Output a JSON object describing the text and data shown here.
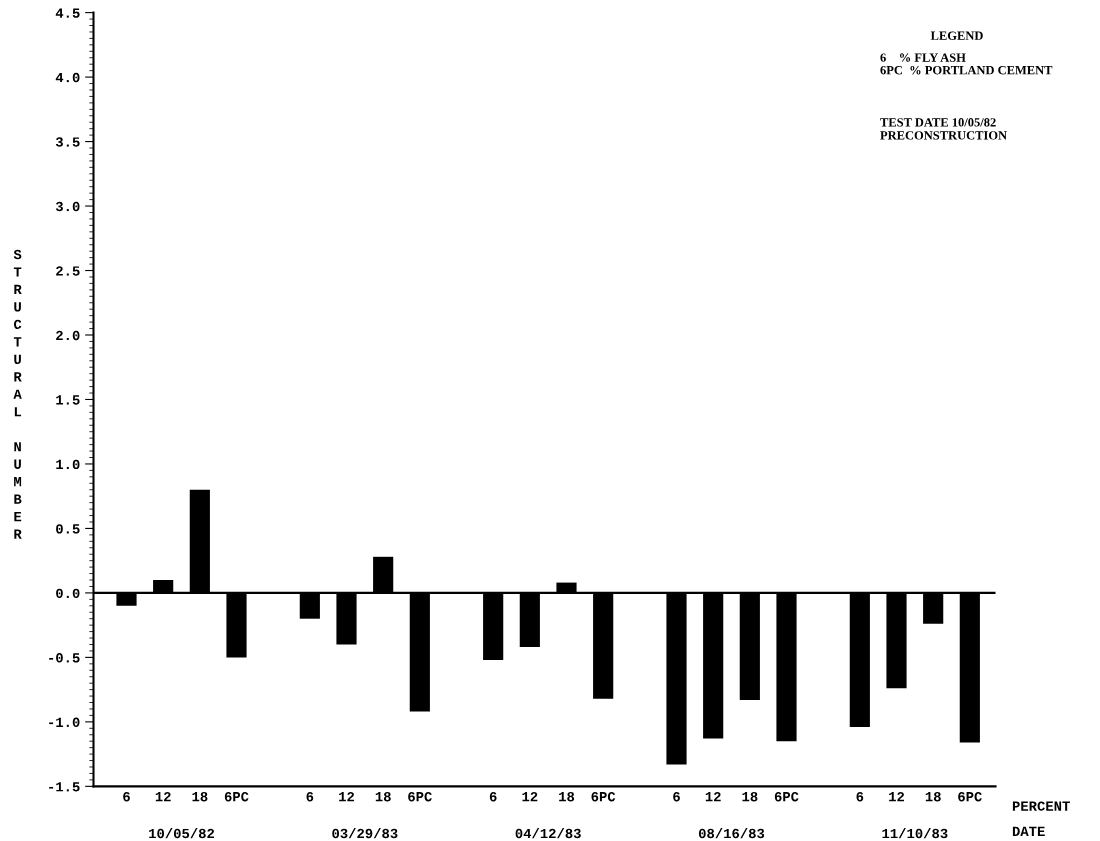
{
  "chart_data": {
    "type": "bar",
    "ylabel": "STRUCTURAL NUMBER",
    "categories": [
      "6",
      "12",
      "18",
      "6PC",
      null,
      "6",
      "12",
      "18",
      "6PC",
      null,
      "6",
      "12",
      "18",
      "6PC",
      null,
      "6",
      "12",
      "18",
      "6PC",
      null,
      "6",
      "12",
      "18",
      "6PC"
    ],
    "values": [
      -0.1,
      0.1,
      0.8,
      -0.5,
      null,
      -0.2,
      -0.4,
      0.28,
      -0.92,
      null,
      -0.52,
      -0.42,
      0.08,
      -0.82,
      null,
      -1.33,
      -1.13,
      -0.83,
      -1.15,
      null,
      -1.04,
      -0.74,
      -0.24,
      -1.16
    ],
    "color": "#000000",
    "ylim": [
      -1.5,
      4.5
    ],
    "yticks": [
      {
        "value": -1.5,
        "label": "-1.5"
      },
      {
        "value": -1.0,
        "label": "-1.0"
      },
      {
        "value": -0.5,
        "label": "-0.5"
      },
      {
        "value": 0.0,
        "label": "0.0"
      },
      {
        "value": 0.5,
        "label": "0.5"
      },
      {
        "value": 1.0,
        "label": "1.0"
      },
      {
        "value": 1.5,
        "label": "1.5"
      },
      {
        "value": 2.0,
        "label": "2.0"
      },
      {
        "value": 2.5,
        "label": "2.5"
      },
      {
        "value": 3.0,
        "label": "3.0"
      },
      {
        "value": 3.5,
        "label": "3.5"
      },
      {
        "value": 4.0,
        "label": "4.0"
      },
      {
        "value": 4.5,
        "label": "4.5"
      }
    ],
    "ref_lines": [
      {
        "axis": "y",
        "value": 0,
        "color": "#000000"
      }
    ],
    "grid": false,
    "annotations": [
      "LEGEND",
      "6    % FLY ASH",
      "6PC  % PORTLAND CEMENT",
      "TEST DATE 10/05/82\nPRECONSTRUCTION",
      "10/05/82",
      "03/29/83",
      "04/12/83",
      "08/16/83",
      "11/10/83",
      "PERCENT",
      "DATE"
    ]
  }
}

* _Requirement_
Which lines hold the word "DATE"? Copy every one of them.

* _Written solution_
      "TEST DATE 10/05/82\nPRECONSTRUCTION",
      "DATE"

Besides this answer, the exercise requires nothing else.